*EXCERPT TO READ*:
/---
Book Review: Debugging

debugging  book coverDebugging – the 9 Indispensable Rules for Finding Even the Most Elusive Software and Hardware Problems by David Agans was published in 2002, based on several decades of practical experience in debugging embedded systems. Compared to the other debugging book I read this Summer, Debugging is much more a book for the active professional currently working on embedded products. It is more of a guidebook for the practitioner than a textbook for students that need to learn the basics.

The book lays out nine rules of debugging that the author has distilled from his own experience. Each rule is explained in quite some detail, using quotes from the Sherlock Holmes books as well as many war stories from the real world. The style is entertaining and irreverent, and I found myself laughing out loud as well as commiserating with the engineers in the stories.

The nine rules are (see the poster the author put online):

  • Understand the system
  • Make it fail
  • Quit thinking and look
  • Divide and conquer
  • Change one thing at a time
  • Keep an audit trail
  • Check the plug
  • Get a fresh view
  • If you didn’t fix it, it ain’t fixed

Reading this book, I nodded in agreement to each of the rules. They all make perfect sense and describe most of the things that I myself have learned to do over the years. The rules describe a methodology of debugging that is timeless – these principles apply to any system, built in any way. They are most applicable to embedded systems containing hardware and software, but they apply even if you are trying to fix a car that won’t start (of which the author seems to have owned quite a few).
\---
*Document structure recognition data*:
/---
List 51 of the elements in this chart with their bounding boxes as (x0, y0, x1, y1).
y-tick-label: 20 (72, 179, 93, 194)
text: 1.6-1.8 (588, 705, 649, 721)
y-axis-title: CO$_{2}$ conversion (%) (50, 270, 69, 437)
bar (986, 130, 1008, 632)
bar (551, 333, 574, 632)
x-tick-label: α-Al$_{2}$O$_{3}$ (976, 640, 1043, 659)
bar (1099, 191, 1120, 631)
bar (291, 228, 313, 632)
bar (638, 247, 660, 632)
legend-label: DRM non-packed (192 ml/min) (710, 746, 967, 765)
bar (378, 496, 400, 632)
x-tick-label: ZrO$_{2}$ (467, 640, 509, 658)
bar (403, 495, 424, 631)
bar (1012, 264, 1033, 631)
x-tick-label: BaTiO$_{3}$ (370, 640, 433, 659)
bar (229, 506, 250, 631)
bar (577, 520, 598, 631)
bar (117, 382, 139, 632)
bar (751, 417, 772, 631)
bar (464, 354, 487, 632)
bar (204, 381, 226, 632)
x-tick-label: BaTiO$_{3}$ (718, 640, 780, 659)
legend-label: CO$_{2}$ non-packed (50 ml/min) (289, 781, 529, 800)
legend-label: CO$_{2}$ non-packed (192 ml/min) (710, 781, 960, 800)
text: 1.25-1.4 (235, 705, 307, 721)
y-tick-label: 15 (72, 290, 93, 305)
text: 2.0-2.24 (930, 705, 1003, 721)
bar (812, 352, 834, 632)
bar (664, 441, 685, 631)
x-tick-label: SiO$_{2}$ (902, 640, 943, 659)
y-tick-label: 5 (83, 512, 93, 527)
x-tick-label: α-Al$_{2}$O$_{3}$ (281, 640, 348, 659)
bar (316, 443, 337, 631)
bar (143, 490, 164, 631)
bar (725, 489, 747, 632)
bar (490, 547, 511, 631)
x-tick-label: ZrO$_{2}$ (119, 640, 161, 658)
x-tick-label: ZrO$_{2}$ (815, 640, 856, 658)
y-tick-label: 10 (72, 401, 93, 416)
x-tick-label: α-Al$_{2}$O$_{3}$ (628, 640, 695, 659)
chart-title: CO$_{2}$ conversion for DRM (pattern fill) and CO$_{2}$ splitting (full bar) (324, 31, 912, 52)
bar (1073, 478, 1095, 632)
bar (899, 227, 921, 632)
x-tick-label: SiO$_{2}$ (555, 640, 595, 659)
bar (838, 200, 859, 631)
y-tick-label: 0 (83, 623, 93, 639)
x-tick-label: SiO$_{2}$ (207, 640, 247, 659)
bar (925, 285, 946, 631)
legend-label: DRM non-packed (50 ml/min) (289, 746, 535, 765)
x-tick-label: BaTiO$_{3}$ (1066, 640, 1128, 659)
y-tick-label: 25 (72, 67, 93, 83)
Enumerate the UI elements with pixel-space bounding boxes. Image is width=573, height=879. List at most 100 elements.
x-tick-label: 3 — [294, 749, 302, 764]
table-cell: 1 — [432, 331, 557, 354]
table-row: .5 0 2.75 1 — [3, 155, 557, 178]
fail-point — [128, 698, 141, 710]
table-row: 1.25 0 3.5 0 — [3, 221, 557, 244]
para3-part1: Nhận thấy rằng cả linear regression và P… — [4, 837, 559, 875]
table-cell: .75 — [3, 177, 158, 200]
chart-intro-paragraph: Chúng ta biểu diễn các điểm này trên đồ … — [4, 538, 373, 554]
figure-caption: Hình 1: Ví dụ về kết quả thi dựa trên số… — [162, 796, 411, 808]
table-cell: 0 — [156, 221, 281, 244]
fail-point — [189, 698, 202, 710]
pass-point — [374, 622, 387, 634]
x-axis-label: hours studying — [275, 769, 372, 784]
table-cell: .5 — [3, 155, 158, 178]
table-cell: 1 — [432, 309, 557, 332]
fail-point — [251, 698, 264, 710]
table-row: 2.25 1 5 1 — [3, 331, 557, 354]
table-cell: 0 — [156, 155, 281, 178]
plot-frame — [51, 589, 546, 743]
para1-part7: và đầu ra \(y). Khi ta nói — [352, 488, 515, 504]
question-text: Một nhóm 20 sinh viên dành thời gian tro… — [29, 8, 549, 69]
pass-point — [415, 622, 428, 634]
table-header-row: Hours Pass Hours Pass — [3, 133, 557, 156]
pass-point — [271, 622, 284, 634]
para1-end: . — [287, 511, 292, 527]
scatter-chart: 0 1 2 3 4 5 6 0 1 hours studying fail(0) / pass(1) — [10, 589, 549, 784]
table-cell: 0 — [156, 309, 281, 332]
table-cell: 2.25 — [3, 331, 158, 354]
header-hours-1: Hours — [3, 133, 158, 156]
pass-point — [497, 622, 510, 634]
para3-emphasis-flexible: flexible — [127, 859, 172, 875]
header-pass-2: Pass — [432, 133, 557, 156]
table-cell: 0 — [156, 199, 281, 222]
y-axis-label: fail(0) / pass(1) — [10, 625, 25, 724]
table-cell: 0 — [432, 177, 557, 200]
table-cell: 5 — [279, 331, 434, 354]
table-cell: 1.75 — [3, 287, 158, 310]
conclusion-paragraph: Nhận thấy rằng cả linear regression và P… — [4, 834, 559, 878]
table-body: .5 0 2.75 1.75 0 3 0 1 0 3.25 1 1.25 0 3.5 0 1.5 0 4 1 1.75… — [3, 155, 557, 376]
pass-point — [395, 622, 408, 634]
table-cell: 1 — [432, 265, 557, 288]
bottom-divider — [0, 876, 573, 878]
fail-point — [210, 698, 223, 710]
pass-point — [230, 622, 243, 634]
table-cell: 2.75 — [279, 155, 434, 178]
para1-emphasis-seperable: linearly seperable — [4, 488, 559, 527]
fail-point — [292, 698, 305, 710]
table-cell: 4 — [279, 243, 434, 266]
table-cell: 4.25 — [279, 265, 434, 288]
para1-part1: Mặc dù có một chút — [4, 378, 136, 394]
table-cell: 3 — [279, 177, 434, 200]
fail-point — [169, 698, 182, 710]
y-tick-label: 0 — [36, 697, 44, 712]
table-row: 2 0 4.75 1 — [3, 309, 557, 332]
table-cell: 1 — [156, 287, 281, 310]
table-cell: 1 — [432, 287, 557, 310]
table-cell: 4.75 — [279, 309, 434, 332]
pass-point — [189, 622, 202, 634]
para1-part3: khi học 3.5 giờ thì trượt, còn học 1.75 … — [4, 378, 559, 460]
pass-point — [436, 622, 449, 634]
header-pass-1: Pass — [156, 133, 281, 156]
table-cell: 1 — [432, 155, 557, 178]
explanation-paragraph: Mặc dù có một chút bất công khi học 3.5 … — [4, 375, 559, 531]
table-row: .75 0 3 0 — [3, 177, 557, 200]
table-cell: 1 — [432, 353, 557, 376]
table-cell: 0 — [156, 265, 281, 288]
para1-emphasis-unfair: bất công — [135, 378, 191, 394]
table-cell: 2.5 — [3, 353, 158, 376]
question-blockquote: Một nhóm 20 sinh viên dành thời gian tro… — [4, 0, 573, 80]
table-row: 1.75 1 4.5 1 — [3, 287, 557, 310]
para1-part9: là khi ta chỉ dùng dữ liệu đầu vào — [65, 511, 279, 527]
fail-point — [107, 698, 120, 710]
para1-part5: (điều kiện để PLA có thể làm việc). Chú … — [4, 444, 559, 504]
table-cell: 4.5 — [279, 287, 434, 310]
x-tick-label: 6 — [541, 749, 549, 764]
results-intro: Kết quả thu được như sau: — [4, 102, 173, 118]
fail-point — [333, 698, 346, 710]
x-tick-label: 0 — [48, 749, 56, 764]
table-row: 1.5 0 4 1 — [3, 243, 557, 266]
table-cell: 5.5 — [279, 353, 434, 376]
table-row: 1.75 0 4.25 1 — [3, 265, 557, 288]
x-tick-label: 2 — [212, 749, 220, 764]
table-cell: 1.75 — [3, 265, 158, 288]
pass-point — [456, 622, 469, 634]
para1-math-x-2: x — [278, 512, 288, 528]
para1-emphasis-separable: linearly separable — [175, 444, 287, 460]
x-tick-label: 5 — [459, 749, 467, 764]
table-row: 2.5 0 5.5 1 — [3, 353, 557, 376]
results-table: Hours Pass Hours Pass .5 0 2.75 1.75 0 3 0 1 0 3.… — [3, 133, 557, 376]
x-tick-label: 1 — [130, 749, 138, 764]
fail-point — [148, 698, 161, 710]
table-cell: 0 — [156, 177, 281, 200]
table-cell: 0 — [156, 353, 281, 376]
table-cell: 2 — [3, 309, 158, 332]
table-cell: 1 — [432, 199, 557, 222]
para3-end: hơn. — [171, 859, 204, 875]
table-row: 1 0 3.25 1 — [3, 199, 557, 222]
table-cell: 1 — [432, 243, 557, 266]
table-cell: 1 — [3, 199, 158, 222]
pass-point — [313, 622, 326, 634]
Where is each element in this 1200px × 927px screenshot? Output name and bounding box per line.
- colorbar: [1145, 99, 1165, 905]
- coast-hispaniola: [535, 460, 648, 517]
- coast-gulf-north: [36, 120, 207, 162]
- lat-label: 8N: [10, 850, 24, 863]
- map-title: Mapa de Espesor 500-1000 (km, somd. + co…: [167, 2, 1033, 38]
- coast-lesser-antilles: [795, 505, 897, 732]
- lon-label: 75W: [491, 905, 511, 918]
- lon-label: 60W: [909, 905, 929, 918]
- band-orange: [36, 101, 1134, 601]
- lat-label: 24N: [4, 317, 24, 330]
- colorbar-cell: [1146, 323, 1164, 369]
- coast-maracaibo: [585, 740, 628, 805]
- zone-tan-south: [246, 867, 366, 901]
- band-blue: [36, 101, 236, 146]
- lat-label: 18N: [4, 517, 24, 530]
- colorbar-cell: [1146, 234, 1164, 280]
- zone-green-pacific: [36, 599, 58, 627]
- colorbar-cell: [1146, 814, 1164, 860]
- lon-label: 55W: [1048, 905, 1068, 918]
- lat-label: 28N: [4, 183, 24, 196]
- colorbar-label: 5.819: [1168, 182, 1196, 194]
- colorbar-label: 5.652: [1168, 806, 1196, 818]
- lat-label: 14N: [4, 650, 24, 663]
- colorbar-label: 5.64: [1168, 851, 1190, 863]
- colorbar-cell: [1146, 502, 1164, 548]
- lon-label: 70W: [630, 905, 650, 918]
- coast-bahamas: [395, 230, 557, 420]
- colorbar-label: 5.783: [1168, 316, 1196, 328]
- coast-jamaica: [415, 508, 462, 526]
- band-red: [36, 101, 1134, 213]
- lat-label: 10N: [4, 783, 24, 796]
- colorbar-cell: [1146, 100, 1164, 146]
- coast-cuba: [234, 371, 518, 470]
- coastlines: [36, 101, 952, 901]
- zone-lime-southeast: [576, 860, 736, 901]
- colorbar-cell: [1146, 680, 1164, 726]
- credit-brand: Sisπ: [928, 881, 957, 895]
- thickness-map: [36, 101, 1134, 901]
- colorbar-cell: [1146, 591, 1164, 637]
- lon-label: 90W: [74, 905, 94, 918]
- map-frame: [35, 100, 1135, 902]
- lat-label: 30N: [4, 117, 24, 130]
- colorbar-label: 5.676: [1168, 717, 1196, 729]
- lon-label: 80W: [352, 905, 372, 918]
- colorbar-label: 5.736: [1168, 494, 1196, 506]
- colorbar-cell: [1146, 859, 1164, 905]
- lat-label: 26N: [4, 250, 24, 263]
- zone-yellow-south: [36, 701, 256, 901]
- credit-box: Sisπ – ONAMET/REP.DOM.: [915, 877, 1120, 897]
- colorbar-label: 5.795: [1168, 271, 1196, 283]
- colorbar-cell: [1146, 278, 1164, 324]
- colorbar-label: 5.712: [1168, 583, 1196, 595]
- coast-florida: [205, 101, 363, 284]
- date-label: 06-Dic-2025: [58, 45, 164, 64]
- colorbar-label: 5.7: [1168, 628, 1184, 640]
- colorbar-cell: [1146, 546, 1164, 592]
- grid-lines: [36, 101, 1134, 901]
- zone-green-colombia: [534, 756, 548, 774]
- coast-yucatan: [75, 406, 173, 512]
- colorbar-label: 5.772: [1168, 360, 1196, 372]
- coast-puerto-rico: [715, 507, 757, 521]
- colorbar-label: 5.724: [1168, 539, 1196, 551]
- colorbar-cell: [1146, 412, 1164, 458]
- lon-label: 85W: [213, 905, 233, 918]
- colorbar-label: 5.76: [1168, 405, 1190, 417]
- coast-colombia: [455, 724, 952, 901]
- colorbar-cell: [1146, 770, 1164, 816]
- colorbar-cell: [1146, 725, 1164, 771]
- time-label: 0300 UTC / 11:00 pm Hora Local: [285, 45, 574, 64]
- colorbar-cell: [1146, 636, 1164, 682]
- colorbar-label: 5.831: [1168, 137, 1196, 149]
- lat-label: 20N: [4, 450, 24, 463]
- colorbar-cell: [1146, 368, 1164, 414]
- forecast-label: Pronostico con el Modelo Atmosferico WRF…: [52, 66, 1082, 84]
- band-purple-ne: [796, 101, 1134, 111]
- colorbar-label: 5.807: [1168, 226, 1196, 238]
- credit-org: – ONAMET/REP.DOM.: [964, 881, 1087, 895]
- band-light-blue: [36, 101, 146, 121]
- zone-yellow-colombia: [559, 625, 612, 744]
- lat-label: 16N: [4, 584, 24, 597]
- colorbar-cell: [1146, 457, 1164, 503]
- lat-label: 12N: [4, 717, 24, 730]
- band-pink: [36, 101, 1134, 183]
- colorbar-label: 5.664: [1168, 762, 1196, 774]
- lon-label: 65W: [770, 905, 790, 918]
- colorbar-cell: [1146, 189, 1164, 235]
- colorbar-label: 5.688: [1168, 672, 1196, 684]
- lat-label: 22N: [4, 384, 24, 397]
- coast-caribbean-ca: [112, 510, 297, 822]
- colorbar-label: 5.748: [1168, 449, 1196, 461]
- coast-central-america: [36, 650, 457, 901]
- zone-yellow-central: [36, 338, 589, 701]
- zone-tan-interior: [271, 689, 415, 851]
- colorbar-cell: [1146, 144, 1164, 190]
\---
*WORK INSTRUCTION 1*: Reproduce the passage of the debugging book review that opens with "Book Review: Debugging" and ends with "in the stories.".
*WORK INSTRUCTION 2*: Go on with the debugging book review from the point where it stops.

*OUTPUT 1*:
Book Review: Debugging

debugging  book coverDebugging – the 9 Indispensable Rules for Finding Even the Most Elusive Software and Hardware Problems by David Agans was published in 2002, based on several decades of practical experience in debugging embedded systems. Compared to the other debugging book I read this Summer, Debugging is much more a book for the active professional currently working on embedded products. It is more of a guidebook for the practitioner than a textbook for students that need to learn the basics.

The book lays out nine rules of debugging that the author has distilled from his own experience. Each rule is explained in quite some detail, using quotes from the Sherlock Holmes books as well as many war stories from the real world. The style is entertaining and irreverent, and I found myself laughing out loud as well as commiserating with the engineers in the stories.

*OUTPUT 2*:
I think that reading the book and remembering the rules will actually be useful for myself going forward. Having a few rules of thumb like this makes it easier to be systematic about things than just relying on an unspoken informal idea about how to do things.

I actually found myself applying some of the rules during the writing of this blog post. For the past few months (ever since I upgraded to version 3.4 I think – should have kept an audit trail when I think about it), my WordPress installation has had the problem that the “Add Media” button in the editor failed to insert images into my posts (I did find a clunky workaround that kept me writing). However, I applied the rules (in particular, Change one thing at a time) to debug this, and managed to solve it. In the end, it turned out that the Open Web Analytics plugin conflicted with the editor in some way, and disabling it fixed the issue. Thanks to reading the book, I took the last point to heart and actually tested the fix by toggling the plugin on and off a few times, checking that I could indeed insert images when it was off and that I could not insert images when it was on. I am not sure I would have tested the fix quite as rigorously before reading this book.

A small nit with the book is that the explanations for the various rules overlap a bit, and I had a feeling that maybe they could be distilled into something even more general. But then again, making it too abstracted would reduce the practical value and easy translation into practical action that is the intention of the book. Better to explain a bit too much than too little and repeat some lessons an extra time.

The one thing that shows the book is a bit old is the fact that the modern Internet and its various forms of communications is missing from the text almost entirely. Sure, in 2002 we had email and the web, but if this book was updated today, I am sure there would be much more about social networking sites for programmers like StackOverflow as well as about working and communicating within geographically dispersed teams. Still, as I already stated, the rules are totally applicable today – just like they were in the 1970’s when the author started his career, and in 2002 when the book came out. They are, as far as I can tell, sufficiently general to be timeless.

I particularly appreciated the chapter on how to apply the rules when working the help desk and support function. I think this book should be mandatory reading for anyone doing support on complex software or hardware products.

Overall, highly recommended! And if the author would publish an updated edition, I would be all game for that too!